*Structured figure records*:
□ □ □

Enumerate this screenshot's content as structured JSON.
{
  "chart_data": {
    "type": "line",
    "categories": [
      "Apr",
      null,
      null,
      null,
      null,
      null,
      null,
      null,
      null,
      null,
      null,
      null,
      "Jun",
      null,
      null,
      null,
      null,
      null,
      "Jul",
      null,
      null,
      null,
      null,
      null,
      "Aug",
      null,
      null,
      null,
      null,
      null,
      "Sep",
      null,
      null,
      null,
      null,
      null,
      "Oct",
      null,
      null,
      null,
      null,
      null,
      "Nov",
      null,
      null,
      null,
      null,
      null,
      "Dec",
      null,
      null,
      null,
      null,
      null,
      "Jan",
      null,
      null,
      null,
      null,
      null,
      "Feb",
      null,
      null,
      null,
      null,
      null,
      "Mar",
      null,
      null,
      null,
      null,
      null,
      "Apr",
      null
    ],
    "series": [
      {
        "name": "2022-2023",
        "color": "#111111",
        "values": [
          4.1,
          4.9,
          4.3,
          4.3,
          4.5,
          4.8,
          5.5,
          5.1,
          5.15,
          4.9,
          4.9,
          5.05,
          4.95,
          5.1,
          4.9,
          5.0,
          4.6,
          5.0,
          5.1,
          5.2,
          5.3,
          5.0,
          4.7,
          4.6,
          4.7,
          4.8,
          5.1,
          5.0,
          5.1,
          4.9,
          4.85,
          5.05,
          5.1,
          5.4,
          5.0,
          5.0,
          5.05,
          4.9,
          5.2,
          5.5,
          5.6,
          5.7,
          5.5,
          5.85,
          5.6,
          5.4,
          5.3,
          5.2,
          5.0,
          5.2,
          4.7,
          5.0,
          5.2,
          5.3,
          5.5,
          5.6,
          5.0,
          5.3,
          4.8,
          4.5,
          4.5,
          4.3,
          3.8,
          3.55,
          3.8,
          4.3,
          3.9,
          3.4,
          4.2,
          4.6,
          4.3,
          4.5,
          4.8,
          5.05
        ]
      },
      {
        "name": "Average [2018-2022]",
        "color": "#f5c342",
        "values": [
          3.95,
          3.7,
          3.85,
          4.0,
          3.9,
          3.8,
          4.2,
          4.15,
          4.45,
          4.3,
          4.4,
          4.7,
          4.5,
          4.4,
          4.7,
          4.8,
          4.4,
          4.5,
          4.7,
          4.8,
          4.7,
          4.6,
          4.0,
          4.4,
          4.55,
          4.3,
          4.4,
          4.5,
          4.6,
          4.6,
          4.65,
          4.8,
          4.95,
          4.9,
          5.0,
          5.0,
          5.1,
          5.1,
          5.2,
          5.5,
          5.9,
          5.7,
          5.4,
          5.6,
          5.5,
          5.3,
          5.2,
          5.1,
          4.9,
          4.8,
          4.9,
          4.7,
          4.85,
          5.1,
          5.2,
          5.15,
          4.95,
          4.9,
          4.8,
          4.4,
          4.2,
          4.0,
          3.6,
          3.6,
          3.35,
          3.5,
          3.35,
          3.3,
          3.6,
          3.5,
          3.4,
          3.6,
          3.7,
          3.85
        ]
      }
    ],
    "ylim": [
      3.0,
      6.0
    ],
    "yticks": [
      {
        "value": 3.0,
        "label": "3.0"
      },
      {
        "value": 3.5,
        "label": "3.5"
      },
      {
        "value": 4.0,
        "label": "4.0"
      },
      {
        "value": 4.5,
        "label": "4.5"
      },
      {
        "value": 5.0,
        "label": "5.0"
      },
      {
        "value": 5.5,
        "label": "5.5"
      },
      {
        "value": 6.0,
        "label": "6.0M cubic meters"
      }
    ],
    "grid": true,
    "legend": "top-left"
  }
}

□ □ □

*Problem details*: In the records above, locate every line with the string "name" and copy it.

*Task response*:
        "name": "2022-2023",
        "name": "Average [2018-2022]",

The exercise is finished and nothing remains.